▶ Data entries
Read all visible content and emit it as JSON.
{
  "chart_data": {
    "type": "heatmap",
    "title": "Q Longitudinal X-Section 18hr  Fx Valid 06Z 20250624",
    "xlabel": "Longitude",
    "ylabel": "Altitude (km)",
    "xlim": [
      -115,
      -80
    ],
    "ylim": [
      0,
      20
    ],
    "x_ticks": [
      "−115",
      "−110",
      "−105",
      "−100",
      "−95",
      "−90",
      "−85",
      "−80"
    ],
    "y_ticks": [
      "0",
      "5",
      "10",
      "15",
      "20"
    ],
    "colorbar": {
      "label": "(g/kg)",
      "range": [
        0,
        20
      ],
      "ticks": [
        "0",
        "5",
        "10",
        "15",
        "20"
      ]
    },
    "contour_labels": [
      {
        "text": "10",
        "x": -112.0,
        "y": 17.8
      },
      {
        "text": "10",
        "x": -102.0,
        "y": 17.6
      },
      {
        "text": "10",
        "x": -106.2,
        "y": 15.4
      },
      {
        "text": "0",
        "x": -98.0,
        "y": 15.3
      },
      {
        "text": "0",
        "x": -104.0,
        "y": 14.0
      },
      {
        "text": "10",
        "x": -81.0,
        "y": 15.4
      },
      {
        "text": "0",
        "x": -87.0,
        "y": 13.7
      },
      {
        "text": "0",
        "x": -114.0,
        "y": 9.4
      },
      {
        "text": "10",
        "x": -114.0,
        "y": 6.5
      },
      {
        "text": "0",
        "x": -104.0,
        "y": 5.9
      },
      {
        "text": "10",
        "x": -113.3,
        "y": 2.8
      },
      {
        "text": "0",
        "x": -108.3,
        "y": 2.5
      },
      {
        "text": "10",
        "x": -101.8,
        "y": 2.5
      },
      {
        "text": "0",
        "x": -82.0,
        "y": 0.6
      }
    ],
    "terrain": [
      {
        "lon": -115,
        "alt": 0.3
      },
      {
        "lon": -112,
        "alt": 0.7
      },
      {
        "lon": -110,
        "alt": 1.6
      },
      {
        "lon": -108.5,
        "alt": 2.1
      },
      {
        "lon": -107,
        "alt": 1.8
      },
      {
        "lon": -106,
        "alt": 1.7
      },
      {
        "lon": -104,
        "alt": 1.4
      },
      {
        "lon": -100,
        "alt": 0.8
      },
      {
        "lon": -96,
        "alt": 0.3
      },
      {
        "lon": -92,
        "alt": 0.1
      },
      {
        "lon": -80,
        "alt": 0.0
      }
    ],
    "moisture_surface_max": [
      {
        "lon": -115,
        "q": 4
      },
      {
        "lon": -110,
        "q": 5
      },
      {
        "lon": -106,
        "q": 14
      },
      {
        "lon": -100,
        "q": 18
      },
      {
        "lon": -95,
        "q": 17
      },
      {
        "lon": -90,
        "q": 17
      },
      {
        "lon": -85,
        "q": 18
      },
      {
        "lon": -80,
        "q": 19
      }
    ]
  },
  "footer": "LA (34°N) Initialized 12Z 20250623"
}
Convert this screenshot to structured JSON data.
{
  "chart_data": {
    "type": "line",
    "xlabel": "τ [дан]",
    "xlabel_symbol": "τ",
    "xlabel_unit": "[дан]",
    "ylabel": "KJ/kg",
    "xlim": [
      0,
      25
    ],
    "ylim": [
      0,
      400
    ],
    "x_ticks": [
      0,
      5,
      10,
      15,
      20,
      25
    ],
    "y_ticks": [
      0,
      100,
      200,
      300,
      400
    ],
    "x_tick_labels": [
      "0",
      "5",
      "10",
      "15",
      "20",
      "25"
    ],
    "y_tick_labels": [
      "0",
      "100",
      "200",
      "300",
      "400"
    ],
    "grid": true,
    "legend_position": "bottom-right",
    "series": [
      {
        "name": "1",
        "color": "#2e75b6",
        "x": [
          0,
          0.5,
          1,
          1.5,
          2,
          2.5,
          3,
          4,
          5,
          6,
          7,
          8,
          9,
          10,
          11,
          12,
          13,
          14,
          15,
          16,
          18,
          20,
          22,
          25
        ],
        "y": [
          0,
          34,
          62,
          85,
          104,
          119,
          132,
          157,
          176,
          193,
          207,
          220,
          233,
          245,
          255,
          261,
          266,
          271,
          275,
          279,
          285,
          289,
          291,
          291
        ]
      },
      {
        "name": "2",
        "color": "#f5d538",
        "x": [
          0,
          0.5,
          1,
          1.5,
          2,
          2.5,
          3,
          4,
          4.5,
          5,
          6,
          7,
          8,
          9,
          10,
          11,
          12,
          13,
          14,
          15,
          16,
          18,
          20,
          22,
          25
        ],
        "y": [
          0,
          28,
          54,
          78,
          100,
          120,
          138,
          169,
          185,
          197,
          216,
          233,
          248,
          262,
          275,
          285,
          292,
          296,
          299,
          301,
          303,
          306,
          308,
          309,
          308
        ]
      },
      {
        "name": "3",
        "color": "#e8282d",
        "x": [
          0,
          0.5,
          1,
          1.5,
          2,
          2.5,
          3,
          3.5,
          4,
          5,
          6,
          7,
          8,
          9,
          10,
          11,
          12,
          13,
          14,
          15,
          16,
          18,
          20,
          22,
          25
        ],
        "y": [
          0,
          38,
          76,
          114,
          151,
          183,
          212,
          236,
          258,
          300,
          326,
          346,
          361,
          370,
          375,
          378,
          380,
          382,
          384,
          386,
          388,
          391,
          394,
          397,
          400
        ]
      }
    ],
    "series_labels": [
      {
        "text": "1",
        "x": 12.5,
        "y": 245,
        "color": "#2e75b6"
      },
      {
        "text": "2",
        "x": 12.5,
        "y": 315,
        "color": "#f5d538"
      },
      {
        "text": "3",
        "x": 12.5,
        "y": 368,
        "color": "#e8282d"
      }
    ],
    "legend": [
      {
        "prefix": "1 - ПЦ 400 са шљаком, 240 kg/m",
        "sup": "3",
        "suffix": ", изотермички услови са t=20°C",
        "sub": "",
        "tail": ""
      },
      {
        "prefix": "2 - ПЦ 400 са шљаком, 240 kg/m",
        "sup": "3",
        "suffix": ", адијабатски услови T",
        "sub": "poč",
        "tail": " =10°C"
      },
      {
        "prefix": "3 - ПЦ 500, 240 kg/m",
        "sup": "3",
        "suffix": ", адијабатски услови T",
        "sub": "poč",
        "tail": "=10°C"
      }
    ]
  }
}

▶ Exercise description
Tally the lines containing "шљаком". Provide the number without any other words.

▶ Solved exercise
2